ZU PRÜFENDER TEXT:
Samantha stoppte das Boot, reffte das Großsegel und inspizierte den Kiel. Das Schott und die Hauptlagerschotten, die den Kielkasten stützen, sind intakt – soweit sie es bisher beurteilen kann. Auch die Kiellager sind intakt. Aber die Längsstruktur um den Kielkasten hat auf beiden Seiten Risse, denn diese Sektion hat den Aufprall aufgenommen.
Weniger gut: Es gibt es eine undichte Stelle am Kielzylinder, der durch die Seitenwand des Kielkastens geht. Die Abdichtung wurde abgeschlagen, und es dringt etwas Wasser ein. Sam Davies hat eine gute Pumpe, die sie schnell dauerhaft in Gang gesetzt hat, um das eindringende Wasser niedrig zu halten.
Sicher von der Rennbahn kommen
„Für mich ist es das Wichtigste, das Boot zu stabilisieren“, sagt sie im Videogespräch mit der Vendée-Globe-Zentrale. Letzte Nacht hat sie mit ihrem Team, den Naval-Architekten und Statikern eine ganze Reihe von Kontrollen durchgeführt, um auszuschließen, dass sie nicht in unmittelbarer Gefahr ist. Das Ergebnis war beruhigend.
Sie segelt momentan mit fünf Knoten einen Kurs Richtung Kapstadt, was alle Belastungen und Anstrengungen auf Kiel und Schotten auf ein Minimum reduziert. In ruhigerem Wasser wird sie den Schaden mit ihrem Team bewerten und überlegen, wie es weitergeht.
Warum so viele Kollisionen?
Es ist ein besonderes Rennen, wenn man sich die vielen Kollisionen seit dem Start der Vendée Globe ansieht. Nicolas Troussell und Alex Thomson mussten wegen Kollisionen aussteigen Jérémie Beyou und Thomas Ruyant machen nach Reparaturen weiter. Kevin Escoffier konnte, welch ein Glück – nachdem sein Boot in einer Welle in zwei Teile zerbrach und sank – von Jean Le Cam gerettet werden.

ZU ERLEDIGENDE AUFGABEN:
1) Mit welcher Geschwindigkeit und auf welchem Kurs segelt Samantha laut dem Bericht über Sam Davies' Kielschaden derzeit?
2) Führen Sie den Bericht über Sam Davies' Kielschaden nach seinem letzten Satz weiter.

VORLIEGENDE ANGABEN:
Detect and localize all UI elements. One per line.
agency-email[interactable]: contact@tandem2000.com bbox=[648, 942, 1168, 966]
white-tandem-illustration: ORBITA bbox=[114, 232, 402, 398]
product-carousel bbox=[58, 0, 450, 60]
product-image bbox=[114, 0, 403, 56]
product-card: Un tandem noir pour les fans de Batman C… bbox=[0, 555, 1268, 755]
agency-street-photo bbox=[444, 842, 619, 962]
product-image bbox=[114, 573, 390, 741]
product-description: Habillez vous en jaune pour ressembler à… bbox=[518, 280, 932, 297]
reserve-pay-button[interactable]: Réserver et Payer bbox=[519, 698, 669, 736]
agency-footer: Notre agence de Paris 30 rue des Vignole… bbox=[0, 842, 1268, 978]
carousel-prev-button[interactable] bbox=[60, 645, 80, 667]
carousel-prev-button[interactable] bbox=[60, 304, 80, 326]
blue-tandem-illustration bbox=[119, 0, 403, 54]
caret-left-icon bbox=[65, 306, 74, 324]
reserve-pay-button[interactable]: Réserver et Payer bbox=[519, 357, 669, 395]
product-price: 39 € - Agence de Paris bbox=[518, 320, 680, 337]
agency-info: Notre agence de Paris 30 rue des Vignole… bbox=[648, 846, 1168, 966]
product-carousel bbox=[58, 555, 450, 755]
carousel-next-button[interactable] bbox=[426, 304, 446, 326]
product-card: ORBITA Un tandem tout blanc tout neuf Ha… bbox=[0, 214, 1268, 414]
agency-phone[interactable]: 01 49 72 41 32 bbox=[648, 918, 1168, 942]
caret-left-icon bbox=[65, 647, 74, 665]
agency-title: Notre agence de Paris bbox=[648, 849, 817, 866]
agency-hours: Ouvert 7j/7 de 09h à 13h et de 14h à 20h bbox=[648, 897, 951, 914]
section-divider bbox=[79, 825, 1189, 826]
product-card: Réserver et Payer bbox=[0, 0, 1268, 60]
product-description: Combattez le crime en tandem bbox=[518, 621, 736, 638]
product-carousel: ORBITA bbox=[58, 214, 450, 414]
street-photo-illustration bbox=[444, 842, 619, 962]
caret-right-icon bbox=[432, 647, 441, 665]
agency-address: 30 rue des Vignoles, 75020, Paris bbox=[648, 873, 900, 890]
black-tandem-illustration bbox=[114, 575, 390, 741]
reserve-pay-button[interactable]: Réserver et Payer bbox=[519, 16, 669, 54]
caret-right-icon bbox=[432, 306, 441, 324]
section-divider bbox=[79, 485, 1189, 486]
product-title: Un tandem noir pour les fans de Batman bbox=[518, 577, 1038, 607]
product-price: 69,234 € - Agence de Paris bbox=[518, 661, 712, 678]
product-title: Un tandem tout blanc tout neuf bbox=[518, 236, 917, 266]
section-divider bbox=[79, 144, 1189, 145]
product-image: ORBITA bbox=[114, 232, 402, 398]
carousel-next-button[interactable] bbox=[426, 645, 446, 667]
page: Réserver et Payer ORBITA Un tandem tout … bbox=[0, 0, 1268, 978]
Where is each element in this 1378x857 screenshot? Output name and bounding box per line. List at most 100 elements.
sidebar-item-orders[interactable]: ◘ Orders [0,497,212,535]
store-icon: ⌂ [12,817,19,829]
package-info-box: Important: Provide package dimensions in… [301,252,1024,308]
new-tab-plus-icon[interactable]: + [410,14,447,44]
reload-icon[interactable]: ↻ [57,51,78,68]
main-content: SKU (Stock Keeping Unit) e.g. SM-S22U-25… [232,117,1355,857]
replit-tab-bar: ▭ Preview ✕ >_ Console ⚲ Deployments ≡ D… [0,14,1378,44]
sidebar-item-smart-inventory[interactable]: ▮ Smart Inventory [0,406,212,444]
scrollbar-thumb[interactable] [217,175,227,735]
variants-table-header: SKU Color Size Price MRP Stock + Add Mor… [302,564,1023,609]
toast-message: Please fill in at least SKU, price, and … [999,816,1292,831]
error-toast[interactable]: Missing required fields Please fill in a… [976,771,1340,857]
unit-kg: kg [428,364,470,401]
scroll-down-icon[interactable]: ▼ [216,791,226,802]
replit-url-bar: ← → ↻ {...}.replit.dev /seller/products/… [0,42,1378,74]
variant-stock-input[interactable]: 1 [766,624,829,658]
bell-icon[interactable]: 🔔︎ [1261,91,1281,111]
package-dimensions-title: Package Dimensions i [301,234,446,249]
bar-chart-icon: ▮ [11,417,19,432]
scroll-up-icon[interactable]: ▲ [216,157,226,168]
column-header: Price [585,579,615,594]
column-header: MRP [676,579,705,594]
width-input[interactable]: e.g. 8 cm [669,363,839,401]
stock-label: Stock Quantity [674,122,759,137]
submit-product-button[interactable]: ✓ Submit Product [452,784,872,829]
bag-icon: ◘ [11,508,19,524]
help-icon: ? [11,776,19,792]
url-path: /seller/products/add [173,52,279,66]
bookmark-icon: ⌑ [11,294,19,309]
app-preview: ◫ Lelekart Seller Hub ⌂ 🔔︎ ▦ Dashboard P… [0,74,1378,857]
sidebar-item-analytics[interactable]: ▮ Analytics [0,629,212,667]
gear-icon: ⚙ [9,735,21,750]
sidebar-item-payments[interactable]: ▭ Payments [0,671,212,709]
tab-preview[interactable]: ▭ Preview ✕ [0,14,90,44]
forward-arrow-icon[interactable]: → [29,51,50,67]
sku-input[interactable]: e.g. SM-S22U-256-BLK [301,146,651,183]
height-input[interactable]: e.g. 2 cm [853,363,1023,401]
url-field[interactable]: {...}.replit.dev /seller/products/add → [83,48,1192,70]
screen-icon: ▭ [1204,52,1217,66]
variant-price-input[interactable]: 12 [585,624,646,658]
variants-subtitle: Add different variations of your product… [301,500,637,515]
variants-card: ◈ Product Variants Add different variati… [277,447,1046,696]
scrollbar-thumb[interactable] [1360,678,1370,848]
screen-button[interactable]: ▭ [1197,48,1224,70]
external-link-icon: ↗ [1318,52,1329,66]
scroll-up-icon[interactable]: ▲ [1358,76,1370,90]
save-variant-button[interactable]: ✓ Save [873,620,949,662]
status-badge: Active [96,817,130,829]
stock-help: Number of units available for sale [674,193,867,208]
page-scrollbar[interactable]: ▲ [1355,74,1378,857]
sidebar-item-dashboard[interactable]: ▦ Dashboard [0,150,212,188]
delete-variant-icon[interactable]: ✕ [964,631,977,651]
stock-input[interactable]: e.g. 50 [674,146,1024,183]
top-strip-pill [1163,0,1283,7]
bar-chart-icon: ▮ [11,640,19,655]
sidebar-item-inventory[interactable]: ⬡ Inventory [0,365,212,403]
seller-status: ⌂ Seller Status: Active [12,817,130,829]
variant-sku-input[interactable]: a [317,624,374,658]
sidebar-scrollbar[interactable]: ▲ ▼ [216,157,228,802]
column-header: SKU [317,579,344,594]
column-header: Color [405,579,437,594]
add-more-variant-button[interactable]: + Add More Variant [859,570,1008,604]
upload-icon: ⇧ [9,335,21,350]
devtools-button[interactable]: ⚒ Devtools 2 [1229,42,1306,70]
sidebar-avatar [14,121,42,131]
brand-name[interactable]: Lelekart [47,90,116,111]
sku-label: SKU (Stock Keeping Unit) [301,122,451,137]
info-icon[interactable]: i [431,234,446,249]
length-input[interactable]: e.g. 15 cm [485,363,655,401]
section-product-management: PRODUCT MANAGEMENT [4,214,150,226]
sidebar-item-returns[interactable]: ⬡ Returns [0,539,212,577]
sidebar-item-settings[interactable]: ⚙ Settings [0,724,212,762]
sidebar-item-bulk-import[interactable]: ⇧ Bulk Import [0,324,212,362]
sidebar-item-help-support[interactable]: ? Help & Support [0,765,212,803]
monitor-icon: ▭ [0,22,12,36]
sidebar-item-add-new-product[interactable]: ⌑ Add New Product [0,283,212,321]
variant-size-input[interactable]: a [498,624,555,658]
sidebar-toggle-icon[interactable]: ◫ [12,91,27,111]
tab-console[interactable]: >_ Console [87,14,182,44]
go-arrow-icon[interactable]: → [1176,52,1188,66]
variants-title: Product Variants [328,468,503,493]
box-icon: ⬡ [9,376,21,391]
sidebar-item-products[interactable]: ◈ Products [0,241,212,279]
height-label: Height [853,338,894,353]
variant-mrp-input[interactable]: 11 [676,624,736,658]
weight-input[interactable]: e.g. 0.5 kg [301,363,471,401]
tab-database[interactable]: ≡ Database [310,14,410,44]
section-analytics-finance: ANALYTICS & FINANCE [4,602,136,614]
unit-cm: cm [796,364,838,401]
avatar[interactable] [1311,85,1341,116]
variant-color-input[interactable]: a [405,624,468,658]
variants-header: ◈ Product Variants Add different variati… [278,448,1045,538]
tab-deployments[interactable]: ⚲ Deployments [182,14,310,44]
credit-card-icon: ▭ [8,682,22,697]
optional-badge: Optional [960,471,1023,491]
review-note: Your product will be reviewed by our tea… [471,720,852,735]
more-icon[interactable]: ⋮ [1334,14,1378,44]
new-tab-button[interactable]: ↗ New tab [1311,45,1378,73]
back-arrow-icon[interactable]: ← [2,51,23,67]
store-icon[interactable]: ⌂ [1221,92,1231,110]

ANTWORTEN JE AUFGABE:
1) Sie segelt mit fünf Knoten auf einem Kurs Richtung Kapstadt.

2)
Sogar der französische Präsident war von der Rettung beeindruckt. Sieben Boote sind inzwischen kollidiert. Wie geht das weiter, fragt man sich. Und wie geht es den Skippern, wenn sie mit rund 20 Knoten bei hohen Wellen im Southern Ocean unterwegs sind?
Von den 32 Booten, die bei der Vendée Globe gestartet sind, fahren 18 mit dem Kollisions-Vermeidungsystem Oscar, das, gefüttert durch die Informationen von künstlicher Intelligenz (kurz KI) Treibgut und Hindernisse aller Art erkennt. Die Kamera im Masttopp schaut mit drei Objektiven in einem Radius von einem Kilometer, was vor dem Boot als Gefahrengut herumtreibt.
Wie arbeitet Oscar?
Wieso dann die vielen Havarien? Wir haben beim Hersteller nach den Kollisionen nachgefragt. Dies sind die genannten Gründe:
Viele Objekte, von denen inzwischen immer mehr im Southern Ocean treiben, schwimmen unterhalb der Wasseroberfläche und können dann von Oscar nicht gesehen werden. Eisbrocken, die auf der Rennstrecke weniger vermutet werden, kann die Kamera nicht erkennen.
Die Boote sind in fünf bis sechs Metern Welle mit Geschwindigkeiten zwischen 15 und 20 Knoten unterwegs. Da bleibt nicht viel Zeit für den Skipper einer Imoca mit 19 Metern Länge, nach dem OscarAlarm noch auszuweichen.
Das System, das mit KI arbeitet, lernt stetig dazu. Es hat aber noch wenig Informationen zum Southern Ocean, weil dort nur wenige Boote Daten gesammelt haben. Nach der Vendée Globe wird Oscar auch für diese unwirtliche Region über deutlich mehr Daten verfügen. Die Vendée Globe ist das erste Rennen für das Anti-Kollisionssystem.
Die Skipper müssen das Gerät eingeschaltet haben und das Warnsignal auch rechtzeitig wahrnehmen. Schlafen sie gerade, kann es sein, dass sie nicht schnell genug am Ruder sind, um rechtzeitig auszuweichen.
Boris Herrmann hat deshalb das Oscar-System direkt mit seinem Autopiloten verbunden – als Einziger übrigens.